→ **INSTRUCTION**
Please work out how many lines in the material contain "title" and give only that figure.
• • • •
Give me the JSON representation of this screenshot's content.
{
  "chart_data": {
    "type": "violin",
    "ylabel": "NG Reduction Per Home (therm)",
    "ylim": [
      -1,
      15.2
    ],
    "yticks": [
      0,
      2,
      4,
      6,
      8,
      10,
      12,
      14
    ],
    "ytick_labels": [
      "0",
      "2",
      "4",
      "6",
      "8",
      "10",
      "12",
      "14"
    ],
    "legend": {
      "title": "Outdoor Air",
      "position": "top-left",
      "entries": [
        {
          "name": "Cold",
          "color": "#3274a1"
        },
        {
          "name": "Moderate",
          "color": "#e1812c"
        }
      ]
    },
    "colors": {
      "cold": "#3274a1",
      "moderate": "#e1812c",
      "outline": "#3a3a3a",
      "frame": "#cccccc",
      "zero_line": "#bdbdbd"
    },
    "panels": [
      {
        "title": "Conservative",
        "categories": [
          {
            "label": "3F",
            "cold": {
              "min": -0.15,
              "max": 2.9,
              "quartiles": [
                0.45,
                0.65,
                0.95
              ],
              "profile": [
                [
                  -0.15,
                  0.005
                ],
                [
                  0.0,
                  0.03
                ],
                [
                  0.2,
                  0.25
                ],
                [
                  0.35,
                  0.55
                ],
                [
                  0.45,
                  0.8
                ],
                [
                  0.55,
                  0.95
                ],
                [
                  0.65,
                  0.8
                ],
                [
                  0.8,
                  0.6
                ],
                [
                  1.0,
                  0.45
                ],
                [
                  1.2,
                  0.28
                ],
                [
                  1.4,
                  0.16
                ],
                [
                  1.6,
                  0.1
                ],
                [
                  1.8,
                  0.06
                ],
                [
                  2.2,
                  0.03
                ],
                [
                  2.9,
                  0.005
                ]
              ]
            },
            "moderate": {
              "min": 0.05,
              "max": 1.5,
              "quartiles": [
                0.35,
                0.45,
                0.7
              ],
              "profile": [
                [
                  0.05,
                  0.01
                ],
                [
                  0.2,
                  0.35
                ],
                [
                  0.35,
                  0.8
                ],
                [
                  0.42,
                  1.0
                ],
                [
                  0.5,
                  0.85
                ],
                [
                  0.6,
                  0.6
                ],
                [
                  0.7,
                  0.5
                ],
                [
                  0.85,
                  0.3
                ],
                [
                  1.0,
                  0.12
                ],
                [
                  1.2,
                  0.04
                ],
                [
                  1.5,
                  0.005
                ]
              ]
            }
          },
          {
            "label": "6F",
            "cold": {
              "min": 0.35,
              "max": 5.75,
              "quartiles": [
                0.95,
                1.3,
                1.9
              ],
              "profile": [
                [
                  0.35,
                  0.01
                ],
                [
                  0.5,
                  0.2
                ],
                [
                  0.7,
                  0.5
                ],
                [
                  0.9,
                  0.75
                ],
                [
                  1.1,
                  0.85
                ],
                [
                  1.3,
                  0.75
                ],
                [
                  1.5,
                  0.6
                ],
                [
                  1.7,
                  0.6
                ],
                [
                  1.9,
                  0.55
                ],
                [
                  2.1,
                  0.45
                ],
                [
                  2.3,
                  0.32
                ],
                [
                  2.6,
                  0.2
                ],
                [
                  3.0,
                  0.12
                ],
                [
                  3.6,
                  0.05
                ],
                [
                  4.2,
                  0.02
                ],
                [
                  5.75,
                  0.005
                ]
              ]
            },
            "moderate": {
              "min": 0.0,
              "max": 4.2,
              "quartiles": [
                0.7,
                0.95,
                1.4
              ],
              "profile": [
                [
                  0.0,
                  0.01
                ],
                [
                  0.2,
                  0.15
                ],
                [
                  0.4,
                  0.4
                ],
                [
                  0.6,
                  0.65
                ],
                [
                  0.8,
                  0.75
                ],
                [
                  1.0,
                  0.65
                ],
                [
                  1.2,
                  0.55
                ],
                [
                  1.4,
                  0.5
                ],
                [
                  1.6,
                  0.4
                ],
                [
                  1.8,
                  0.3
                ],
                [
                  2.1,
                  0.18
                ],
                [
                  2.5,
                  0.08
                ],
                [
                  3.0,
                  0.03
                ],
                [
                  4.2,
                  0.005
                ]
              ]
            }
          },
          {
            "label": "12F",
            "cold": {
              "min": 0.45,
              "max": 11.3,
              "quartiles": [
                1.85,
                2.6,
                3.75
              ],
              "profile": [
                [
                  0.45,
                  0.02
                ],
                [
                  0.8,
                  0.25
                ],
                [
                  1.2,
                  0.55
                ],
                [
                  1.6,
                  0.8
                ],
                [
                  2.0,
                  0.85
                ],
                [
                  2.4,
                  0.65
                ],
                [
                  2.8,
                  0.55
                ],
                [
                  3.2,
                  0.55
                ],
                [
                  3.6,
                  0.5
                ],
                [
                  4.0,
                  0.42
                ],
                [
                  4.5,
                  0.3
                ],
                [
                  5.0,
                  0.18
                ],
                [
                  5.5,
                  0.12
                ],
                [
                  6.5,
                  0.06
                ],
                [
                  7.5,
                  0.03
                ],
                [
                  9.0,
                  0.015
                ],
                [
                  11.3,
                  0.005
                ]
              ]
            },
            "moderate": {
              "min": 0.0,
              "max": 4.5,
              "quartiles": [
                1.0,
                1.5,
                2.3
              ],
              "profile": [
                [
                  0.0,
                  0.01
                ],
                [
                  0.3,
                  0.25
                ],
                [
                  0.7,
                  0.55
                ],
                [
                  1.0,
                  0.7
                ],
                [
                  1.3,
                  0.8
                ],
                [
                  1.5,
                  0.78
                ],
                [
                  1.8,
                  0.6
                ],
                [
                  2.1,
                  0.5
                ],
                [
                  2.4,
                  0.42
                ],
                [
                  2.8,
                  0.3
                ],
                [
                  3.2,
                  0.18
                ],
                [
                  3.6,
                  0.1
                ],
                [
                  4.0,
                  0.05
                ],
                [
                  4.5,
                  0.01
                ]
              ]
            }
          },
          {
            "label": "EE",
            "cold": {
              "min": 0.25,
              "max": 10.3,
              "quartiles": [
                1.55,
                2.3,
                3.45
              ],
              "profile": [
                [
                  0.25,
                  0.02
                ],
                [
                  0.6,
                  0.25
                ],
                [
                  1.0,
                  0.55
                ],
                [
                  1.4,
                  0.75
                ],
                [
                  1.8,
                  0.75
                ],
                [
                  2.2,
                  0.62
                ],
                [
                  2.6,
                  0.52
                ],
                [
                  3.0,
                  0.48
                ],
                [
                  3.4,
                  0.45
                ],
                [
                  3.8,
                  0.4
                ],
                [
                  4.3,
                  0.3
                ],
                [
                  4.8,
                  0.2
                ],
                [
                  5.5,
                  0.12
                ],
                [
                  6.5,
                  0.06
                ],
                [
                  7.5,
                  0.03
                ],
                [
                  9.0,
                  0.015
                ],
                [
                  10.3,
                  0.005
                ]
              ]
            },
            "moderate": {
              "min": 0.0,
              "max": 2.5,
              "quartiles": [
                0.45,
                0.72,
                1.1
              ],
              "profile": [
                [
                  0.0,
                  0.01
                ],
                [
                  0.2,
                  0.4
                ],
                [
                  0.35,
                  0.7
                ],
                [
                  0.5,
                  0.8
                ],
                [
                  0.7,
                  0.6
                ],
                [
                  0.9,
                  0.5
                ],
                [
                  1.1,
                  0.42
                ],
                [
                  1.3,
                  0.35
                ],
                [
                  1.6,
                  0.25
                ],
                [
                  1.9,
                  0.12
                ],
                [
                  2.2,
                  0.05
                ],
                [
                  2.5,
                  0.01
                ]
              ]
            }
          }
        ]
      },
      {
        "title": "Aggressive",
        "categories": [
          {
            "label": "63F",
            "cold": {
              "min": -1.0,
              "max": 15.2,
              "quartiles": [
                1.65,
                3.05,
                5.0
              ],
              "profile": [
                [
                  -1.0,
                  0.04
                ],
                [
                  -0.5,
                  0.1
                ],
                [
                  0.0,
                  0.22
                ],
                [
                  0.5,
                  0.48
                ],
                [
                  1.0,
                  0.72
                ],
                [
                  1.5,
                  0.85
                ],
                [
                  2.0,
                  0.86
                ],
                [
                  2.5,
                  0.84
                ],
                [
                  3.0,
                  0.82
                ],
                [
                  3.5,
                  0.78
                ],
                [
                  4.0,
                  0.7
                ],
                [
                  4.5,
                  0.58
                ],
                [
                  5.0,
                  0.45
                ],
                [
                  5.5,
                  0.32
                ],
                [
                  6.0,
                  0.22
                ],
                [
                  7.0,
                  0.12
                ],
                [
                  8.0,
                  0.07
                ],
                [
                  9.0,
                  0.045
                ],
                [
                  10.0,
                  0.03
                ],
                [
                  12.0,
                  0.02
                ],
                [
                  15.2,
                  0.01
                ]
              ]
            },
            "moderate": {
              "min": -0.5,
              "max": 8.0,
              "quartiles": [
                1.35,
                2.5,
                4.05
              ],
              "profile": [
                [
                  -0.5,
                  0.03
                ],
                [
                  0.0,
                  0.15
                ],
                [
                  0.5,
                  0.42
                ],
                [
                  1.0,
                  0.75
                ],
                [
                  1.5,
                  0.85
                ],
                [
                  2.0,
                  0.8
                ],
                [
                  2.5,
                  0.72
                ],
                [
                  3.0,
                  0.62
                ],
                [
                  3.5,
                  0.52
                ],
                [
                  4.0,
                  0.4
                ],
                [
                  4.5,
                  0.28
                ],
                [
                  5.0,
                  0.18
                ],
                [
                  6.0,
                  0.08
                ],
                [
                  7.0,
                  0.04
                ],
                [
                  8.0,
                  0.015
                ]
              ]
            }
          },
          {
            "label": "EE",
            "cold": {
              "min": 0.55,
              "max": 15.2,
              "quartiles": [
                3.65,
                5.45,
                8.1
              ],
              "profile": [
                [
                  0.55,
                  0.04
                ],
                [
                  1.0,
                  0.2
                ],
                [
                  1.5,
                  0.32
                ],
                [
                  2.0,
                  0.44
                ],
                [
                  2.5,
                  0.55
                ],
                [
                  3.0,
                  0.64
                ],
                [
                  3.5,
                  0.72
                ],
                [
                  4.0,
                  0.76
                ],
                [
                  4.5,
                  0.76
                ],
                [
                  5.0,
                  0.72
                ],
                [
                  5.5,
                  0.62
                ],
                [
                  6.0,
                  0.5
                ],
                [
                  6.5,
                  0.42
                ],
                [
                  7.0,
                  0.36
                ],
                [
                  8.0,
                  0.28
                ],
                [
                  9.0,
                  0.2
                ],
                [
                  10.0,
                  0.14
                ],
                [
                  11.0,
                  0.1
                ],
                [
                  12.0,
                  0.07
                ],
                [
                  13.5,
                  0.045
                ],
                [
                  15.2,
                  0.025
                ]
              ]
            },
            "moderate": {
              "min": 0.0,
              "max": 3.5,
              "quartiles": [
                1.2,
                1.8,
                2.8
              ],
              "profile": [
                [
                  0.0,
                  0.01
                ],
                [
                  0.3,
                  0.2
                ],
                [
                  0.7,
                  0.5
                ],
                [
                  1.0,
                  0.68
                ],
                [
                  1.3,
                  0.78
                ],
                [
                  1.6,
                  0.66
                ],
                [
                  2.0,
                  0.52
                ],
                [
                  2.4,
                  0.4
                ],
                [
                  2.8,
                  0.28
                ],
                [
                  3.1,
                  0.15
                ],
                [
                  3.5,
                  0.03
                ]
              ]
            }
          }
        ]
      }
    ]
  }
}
• • • •
→ **SOLUTION TO THIS PROBLEM**
3